# START OF INFORMATION SUPPLIED

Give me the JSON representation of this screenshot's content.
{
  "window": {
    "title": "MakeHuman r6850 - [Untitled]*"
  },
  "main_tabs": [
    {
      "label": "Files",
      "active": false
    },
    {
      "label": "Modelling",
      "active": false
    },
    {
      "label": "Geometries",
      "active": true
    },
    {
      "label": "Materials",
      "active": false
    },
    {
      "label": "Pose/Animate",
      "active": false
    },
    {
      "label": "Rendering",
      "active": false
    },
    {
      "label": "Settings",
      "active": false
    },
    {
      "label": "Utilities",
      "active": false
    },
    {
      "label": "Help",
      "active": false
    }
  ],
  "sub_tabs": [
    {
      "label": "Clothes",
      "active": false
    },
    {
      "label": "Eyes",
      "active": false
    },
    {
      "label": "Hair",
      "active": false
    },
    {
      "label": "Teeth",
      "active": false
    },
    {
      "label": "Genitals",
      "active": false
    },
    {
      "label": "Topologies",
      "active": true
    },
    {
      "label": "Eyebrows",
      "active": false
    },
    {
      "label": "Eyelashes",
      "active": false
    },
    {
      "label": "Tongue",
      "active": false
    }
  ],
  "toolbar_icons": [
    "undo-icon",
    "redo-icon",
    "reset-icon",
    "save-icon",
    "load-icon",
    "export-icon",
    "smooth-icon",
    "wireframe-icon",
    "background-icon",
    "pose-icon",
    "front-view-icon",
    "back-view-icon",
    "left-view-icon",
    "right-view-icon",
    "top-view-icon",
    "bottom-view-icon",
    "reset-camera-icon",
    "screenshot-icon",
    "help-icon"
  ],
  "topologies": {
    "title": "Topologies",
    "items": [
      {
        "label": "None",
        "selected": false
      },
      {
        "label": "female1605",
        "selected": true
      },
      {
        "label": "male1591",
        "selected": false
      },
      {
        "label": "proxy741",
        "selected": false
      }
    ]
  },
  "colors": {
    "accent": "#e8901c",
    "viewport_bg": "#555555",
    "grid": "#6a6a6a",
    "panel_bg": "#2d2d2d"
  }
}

# END OF INFORMATION SUPPLIED

OBJECTIVE =
Wherever the string "screenshot" appears in the entries above, list that line.

ANSWER TO THIS EXERCISE =
Give me the JSON representation of this screenshot's content.
    "screenshot-icon",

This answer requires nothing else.